Data items

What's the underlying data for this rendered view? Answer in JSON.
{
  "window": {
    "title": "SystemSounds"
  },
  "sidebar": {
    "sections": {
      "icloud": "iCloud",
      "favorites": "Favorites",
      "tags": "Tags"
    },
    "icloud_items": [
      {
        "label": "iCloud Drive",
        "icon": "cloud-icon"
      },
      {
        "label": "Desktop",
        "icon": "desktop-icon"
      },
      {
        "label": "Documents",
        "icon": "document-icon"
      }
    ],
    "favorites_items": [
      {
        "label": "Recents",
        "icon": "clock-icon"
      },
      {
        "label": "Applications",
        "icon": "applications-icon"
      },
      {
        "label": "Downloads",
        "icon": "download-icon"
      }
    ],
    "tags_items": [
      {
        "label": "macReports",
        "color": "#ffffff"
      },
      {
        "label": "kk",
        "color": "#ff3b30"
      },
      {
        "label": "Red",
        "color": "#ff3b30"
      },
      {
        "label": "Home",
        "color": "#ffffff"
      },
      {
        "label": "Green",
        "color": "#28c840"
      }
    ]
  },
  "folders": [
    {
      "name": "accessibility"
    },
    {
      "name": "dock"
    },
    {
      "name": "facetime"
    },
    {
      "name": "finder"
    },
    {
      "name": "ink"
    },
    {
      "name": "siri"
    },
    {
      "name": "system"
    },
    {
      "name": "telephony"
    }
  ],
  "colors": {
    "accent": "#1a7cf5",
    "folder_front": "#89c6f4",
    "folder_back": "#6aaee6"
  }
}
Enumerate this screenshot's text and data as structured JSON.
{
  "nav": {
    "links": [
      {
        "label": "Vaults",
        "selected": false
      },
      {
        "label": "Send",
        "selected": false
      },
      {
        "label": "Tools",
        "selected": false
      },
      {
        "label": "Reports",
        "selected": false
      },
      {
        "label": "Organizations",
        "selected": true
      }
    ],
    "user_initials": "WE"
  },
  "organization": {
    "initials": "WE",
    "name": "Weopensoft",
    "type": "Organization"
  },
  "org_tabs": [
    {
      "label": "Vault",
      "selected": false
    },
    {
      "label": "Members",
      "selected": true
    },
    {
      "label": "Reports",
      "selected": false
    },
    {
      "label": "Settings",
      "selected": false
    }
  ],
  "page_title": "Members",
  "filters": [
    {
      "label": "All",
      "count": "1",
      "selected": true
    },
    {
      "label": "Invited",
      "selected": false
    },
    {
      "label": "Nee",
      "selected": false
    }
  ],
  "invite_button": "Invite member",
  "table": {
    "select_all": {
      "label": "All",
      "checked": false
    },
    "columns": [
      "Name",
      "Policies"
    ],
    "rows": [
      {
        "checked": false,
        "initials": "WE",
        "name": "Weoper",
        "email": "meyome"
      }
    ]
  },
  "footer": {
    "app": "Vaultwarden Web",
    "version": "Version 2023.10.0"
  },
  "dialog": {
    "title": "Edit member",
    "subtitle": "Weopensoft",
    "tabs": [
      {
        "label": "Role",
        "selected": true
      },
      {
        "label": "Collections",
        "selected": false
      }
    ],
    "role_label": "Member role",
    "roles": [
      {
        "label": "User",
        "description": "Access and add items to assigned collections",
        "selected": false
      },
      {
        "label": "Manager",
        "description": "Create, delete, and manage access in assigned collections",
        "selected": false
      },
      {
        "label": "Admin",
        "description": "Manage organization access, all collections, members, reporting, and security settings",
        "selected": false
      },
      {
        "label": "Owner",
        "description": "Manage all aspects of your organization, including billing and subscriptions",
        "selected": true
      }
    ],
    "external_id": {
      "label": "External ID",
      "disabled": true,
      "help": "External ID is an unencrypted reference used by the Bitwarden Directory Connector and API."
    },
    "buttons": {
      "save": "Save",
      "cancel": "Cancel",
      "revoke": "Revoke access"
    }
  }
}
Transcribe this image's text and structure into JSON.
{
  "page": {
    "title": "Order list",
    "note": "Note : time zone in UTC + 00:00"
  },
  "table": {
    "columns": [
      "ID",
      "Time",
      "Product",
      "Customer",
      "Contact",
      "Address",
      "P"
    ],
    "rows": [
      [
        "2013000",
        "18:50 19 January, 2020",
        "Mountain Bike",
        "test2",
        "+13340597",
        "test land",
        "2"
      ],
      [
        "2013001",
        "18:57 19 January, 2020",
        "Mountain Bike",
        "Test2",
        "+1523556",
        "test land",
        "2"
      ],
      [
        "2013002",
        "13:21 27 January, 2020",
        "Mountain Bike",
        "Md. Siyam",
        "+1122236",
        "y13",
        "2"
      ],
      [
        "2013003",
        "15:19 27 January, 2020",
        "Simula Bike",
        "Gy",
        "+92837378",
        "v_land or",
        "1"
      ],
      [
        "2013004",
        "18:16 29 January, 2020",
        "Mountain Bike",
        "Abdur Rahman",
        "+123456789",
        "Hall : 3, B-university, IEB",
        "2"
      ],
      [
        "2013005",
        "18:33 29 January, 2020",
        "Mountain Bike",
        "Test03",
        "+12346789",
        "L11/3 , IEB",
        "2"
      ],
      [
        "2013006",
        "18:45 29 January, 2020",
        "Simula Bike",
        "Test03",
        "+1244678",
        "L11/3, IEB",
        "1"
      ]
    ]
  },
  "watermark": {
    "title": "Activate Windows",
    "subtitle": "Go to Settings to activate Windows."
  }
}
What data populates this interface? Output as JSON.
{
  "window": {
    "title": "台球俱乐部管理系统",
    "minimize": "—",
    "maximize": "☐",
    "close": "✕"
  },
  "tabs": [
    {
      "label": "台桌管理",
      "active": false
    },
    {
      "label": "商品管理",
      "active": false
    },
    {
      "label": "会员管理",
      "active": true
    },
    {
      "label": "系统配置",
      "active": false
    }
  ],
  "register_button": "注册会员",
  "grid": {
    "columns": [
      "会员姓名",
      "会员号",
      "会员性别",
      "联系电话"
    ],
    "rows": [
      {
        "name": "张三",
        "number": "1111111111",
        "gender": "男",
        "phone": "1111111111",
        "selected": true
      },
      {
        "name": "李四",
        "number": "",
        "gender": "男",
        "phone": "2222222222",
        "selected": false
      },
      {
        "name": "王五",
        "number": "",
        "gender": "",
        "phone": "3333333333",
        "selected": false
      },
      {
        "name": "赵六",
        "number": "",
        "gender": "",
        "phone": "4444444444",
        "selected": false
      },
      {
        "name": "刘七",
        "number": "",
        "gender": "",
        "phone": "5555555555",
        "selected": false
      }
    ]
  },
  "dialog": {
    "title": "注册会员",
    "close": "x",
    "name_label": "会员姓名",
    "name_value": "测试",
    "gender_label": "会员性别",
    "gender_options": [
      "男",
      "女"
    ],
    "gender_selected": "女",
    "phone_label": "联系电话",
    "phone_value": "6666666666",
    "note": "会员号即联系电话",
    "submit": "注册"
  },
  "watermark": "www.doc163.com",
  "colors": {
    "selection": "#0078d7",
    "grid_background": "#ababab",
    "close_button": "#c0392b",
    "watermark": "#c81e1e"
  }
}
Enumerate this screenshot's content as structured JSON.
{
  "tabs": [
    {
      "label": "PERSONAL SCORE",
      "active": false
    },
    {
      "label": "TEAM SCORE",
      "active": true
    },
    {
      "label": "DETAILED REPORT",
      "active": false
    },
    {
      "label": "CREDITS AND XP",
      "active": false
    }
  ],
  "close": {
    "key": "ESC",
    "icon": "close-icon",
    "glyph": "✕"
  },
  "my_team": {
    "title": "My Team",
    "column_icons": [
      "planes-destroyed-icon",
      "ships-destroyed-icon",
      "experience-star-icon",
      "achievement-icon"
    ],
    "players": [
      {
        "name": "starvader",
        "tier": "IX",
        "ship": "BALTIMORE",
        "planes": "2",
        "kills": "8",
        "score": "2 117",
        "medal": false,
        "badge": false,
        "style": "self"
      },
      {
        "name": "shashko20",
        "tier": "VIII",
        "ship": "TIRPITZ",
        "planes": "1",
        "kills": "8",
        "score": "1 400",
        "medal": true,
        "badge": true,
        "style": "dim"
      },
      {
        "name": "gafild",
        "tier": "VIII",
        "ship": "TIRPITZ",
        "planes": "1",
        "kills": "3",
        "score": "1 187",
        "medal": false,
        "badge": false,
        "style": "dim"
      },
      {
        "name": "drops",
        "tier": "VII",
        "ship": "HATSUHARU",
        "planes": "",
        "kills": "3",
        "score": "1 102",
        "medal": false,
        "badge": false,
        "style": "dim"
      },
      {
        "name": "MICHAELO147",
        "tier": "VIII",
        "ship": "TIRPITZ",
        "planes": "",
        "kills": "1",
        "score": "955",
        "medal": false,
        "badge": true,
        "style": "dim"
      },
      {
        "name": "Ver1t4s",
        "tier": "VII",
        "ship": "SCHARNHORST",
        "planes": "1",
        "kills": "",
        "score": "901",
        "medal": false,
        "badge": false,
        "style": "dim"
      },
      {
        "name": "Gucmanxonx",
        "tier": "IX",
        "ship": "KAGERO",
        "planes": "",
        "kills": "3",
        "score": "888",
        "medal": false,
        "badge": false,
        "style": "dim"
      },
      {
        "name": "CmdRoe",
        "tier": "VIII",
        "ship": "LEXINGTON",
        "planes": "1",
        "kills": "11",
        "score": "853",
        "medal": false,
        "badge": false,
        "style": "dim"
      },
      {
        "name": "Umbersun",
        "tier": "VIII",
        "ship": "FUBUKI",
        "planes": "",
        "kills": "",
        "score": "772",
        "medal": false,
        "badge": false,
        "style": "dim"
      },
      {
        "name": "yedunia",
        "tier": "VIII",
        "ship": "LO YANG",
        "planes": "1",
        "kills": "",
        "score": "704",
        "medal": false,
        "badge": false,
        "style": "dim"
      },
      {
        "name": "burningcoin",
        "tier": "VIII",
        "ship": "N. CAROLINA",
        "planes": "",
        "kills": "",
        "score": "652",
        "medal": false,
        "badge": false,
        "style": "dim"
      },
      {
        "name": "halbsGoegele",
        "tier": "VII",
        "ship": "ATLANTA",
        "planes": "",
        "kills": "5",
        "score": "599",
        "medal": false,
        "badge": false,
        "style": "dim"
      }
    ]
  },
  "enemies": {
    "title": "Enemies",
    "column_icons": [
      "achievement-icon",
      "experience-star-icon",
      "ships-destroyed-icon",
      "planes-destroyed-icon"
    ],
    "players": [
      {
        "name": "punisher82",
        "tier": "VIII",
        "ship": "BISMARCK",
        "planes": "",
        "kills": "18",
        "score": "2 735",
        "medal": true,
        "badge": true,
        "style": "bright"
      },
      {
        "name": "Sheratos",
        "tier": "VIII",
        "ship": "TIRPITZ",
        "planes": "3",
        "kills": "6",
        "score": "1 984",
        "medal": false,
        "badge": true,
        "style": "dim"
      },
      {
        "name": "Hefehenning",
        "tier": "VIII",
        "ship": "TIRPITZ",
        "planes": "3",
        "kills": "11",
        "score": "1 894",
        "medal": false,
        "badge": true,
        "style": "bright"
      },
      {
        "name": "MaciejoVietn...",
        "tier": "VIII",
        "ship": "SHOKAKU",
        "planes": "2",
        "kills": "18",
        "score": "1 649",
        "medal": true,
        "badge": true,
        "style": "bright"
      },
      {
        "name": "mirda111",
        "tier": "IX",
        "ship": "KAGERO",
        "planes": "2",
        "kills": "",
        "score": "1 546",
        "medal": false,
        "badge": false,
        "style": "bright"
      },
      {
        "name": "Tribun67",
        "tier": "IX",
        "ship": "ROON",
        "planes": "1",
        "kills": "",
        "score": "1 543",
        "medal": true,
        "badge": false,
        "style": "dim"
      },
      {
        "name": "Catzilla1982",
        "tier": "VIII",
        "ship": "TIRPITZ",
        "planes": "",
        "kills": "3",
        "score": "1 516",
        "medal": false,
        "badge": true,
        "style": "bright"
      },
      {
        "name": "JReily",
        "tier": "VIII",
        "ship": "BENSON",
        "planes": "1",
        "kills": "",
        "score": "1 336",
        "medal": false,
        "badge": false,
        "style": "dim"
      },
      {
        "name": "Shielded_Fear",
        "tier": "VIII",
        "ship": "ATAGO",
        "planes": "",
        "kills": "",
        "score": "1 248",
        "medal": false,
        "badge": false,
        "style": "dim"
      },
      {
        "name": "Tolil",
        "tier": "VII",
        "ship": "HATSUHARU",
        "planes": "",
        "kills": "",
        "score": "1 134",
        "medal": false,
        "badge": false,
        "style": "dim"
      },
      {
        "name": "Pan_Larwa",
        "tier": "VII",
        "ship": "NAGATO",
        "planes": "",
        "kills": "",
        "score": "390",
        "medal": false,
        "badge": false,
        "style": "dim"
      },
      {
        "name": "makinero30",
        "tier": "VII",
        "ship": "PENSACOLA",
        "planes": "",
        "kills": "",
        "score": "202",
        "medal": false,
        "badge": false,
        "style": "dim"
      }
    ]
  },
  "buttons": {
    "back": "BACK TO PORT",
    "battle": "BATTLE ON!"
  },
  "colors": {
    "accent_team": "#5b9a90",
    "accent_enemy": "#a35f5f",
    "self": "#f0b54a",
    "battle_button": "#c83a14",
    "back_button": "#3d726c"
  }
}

■ Exercise goal
Gather up every line from the listing above in which the word "January" occurs.

■ Task answer
        "18:50 19 January, 2020",
        "18:57 19 January, 2020",
        "13:21 27 January, 2020",
        "15:19 27 January, 2020",
        "18:16 29 January, 2020",
        "18:33 29 January, 2020",
        "18:45 29 January, 2020",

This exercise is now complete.